**What is needed:** Give only the lines from the one containing "What does this" through the end of the material below, exactly as written.

Saved data entries
════════════════════
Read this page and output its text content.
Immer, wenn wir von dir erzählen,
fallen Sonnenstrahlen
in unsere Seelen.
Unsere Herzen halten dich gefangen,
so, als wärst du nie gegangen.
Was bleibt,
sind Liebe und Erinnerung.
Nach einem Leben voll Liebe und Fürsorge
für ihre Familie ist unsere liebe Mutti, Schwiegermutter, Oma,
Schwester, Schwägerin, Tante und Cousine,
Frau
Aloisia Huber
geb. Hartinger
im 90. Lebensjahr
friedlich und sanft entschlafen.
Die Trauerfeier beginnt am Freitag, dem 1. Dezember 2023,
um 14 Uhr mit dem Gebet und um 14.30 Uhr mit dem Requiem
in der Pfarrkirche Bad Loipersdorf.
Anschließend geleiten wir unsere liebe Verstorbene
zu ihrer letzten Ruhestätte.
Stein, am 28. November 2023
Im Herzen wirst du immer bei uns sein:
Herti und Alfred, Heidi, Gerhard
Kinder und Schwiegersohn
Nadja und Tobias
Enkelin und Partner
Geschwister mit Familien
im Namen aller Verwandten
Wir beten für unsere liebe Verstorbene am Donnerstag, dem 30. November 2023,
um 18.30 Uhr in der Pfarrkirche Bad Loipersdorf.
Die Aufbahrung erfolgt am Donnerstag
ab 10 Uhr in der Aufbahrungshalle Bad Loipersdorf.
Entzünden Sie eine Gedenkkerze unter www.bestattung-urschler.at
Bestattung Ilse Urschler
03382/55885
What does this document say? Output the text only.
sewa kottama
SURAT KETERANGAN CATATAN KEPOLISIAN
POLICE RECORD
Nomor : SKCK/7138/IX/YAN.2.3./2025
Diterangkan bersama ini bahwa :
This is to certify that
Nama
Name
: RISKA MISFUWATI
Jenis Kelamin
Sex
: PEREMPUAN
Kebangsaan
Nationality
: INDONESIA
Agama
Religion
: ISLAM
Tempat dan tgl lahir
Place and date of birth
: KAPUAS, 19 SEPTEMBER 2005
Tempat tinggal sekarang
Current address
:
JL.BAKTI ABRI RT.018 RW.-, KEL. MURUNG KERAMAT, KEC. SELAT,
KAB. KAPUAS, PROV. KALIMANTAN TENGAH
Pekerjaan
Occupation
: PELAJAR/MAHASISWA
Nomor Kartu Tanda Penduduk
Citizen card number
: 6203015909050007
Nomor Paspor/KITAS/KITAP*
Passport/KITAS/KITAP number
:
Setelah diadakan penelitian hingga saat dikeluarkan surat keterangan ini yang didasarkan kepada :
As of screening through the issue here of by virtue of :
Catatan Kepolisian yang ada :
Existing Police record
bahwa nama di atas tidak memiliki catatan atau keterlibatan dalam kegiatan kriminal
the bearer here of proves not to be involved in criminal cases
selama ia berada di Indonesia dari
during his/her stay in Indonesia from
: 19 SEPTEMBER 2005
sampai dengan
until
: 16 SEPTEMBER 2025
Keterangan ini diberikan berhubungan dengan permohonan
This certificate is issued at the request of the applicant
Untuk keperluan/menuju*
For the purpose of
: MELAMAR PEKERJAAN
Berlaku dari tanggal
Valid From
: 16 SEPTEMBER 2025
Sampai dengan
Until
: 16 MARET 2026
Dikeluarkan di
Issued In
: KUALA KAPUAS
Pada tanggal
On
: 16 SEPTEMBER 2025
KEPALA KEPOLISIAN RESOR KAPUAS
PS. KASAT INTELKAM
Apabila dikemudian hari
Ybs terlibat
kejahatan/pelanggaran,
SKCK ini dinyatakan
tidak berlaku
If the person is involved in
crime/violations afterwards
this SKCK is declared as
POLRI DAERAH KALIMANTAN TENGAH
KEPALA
════════════════════
**Answer to the exercise:**
What does this document say? Output the text only.
sewa kottama
SURAT KETERANGAN CATATAN KEPOLISIAN
POLICE RECORD
Nomor : SKCK/7138/IX/YAN.2.3./2025
Diterangkan bersama ini bahwa :
This is to certify that
Nama
Name
: RISKA MISFUWATI
Jenis Kelamin
Sex
: PEREMPUAN
Kebangsaan
Nationality
: INDONESIA
Agama
Religion
: ISLAM
Tempat dan tgl lahir
Place and date of birth
: KAPUAS, 19 SEPTEMBER 2005
Tempat tinggal sekarang
Current address
:
JL.BAKTI ABRI RT.018 RW.-, KEL. MURUNG KERAMAT, KEC. SELAT,
KAB. KAPUAS, PROV. KALIMANTAN TENGAH
Pekerjaan
Occupation
: PELAJAR/MAHASISWA
Nomor Kartu Tanda Penduduk
Citizen card number
: 6203015909050007
Nomor Paspor/KITAS/KITAP*
Passport/KITAS/KITAP number
:
Setelah diadakan penelitian hingga saat dikeluarkan surat keterangan ini yang didasarkan kepada :
As of screening through the issue here of by virtue of :
Catatan Kepolisian yang ada :
Existing Police record
bahwa nama di atas tidak memiliki catatan atau keterlibatan dalam kegiatan kriminal
the bearer here of proves not to be involved in criminal cases
selama ia berada di Indonesia dari
during his/her stay in Indonesia from
: 19 SEPTEMBER 2005
sampai dengan
until
: 16 SEPTEMBER 2025
Keterangan ini diberikan berhubungan dengan permohonan
This certificate is issued at the request of the applicant
Untuk keperluan/menuju*
For the purpose of
: MELAMAR PEKERJAAN
Berlaku dari tanggal
Valid From
: 16 SEPTEMBER 2025
Sampai dengan
Until
: 16 MARET 2026
Dikeluarkan di
Issued In
: KUALA KAPUAS
Pada tanggal
On
: 16 SEPTEMBER 2025
KEPALA KEPOLISIAN RESOR KAPUAS
PS. KASAT INTELKAM
Apabila dikemudian hari
Ybs terlibat
kejahatan/pelanggaran,
SKCK ini dinyatakan
tidak berlaku
If the person is involved in
crime/violations afterwards
this SKCK is declared as
POLRI DAERAH KALIMANTAN TENGAH
KEPALA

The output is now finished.